[Begin Given data]

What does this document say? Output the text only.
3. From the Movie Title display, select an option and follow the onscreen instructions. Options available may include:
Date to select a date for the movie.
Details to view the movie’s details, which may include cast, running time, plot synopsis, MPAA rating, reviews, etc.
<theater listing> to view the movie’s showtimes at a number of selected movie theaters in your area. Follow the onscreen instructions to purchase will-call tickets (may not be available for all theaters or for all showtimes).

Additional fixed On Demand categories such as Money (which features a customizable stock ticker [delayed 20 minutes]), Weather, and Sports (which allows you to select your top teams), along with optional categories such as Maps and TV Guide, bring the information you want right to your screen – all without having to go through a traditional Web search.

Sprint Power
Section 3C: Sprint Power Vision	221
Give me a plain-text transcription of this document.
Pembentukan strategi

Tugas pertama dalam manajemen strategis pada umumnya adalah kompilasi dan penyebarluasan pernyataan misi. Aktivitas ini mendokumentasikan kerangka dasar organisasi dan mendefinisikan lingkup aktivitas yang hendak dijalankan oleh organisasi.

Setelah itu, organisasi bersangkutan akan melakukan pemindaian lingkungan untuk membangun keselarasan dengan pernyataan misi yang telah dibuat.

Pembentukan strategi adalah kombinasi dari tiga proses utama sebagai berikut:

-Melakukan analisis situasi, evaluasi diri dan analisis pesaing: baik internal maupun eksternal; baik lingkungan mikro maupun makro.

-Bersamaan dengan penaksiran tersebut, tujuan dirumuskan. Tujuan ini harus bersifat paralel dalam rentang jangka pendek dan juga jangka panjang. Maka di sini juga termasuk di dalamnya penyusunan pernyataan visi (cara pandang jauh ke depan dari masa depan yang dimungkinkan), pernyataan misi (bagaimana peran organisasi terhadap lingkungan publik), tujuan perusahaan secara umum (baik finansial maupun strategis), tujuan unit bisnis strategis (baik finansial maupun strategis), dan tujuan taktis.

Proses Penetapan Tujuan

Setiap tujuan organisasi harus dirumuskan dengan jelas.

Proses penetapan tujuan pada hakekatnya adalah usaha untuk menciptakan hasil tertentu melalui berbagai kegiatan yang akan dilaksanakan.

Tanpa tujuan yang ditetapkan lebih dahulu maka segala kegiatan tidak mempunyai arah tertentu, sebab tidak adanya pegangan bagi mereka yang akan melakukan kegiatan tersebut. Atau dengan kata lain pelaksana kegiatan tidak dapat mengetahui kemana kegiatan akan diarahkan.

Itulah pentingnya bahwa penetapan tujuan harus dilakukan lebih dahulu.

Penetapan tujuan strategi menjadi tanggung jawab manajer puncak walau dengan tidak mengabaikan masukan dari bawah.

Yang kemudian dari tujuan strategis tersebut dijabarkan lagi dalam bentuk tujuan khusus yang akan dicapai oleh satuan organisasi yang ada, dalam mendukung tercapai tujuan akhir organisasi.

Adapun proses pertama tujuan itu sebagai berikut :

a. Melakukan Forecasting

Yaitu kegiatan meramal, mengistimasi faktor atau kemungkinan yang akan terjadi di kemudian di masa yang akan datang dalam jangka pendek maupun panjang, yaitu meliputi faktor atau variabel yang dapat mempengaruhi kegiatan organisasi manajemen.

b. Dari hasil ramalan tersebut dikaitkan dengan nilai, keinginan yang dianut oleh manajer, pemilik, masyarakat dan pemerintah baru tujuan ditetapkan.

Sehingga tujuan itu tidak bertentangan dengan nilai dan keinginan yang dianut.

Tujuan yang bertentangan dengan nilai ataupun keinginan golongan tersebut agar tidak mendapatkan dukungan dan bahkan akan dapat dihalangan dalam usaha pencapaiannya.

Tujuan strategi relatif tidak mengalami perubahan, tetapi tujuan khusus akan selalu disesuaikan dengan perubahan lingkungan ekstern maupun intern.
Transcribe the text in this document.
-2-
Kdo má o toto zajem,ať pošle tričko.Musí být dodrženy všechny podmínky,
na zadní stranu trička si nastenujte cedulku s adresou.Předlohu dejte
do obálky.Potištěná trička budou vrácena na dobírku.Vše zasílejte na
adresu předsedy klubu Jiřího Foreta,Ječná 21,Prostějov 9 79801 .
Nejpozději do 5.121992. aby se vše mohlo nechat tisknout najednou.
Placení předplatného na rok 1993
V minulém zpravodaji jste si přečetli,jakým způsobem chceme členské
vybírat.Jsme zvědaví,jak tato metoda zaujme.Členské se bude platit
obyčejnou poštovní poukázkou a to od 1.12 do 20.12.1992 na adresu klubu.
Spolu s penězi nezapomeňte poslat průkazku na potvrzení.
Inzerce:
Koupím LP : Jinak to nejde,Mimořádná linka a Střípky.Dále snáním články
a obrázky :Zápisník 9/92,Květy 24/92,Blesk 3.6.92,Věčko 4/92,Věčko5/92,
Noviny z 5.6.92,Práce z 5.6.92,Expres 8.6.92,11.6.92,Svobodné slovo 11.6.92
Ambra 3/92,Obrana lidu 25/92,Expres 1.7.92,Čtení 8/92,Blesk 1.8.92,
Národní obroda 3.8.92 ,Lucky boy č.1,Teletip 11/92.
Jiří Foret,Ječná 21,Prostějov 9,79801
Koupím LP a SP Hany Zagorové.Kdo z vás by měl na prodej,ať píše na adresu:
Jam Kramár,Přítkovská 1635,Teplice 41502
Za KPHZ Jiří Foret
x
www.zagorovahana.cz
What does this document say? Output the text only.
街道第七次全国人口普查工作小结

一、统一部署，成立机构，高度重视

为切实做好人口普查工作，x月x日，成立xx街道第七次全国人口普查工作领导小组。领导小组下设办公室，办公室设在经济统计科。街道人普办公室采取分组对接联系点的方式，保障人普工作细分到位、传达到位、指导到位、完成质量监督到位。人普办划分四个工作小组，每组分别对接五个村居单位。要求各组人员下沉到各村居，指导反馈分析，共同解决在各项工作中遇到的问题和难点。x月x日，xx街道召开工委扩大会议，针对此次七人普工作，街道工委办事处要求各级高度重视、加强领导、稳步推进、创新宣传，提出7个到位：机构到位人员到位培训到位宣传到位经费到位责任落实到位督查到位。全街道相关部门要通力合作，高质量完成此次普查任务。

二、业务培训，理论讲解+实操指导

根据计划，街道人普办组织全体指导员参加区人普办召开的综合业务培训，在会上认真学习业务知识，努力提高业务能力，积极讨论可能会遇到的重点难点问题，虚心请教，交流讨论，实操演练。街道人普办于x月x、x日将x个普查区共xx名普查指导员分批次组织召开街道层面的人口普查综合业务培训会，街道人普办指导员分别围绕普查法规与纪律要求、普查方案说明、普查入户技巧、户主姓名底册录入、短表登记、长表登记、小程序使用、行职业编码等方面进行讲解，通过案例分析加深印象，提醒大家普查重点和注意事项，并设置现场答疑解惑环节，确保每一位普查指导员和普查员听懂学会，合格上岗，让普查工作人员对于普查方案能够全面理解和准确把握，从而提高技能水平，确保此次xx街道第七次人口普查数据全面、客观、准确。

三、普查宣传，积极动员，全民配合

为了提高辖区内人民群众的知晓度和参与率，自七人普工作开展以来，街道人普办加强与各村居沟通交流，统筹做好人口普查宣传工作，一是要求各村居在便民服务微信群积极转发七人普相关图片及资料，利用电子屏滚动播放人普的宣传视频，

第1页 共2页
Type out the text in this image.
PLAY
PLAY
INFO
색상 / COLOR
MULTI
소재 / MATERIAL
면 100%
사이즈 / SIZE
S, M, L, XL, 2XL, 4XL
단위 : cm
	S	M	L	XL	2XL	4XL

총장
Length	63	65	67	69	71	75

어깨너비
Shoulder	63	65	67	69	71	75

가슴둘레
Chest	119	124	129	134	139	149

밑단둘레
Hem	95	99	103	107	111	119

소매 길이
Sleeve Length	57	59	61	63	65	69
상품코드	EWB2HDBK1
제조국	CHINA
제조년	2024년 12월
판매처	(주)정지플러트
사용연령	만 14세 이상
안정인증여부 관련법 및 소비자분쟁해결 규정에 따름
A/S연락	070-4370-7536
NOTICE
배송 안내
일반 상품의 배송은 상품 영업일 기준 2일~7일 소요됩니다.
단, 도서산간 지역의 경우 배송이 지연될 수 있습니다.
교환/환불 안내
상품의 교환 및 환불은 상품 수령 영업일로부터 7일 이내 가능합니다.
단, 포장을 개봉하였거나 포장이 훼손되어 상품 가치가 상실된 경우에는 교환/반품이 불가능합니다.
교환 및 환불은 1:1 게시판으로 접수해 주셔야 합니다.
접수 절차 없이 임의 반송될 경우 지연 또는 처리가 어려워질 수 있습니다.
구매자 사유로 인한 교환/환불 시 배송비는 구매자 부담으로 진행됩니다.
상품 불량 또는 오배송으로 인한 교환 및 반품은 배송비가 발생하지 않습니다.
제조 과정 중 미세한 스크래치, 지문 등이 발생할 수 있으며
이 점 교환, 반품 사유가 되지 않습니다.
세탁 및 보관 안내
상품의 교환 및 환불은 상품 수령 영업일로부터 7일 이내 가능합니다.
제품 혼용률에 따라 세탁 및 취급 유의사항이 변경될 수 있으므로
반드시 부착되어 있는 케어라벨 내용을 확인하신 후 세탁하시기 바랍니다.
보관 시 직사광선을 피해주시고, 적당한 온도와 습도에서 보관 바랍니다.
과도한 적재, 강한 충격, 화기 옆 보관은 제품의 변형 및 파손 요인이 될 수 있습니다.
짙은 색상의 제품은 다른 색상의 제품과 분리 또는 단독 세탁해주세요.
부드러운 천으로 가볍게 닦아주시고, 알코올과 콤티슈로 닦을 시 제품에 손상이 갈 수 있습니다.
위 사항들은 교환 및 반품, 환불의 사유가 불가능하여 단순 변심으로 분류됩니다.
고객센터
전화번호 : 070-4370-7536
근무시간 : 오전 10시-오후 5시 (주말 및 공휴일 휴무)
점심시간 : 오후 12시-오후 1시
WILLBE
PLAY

[End Given data]

Read the data above. Pull out each line in which the string "adresu" appears.

__Answer__.
adresu předsedy klubu Jiřího Foreta,Ječná 21,Prostějov 9 79801 .
obyčejnou poštovní poukázkou a to od 1.12 do 20.12.1992 na adresu klubu.
Koupím LP a SP Hany Zagorové.Kdo z vás by měl na prodej,ať píše na adresu:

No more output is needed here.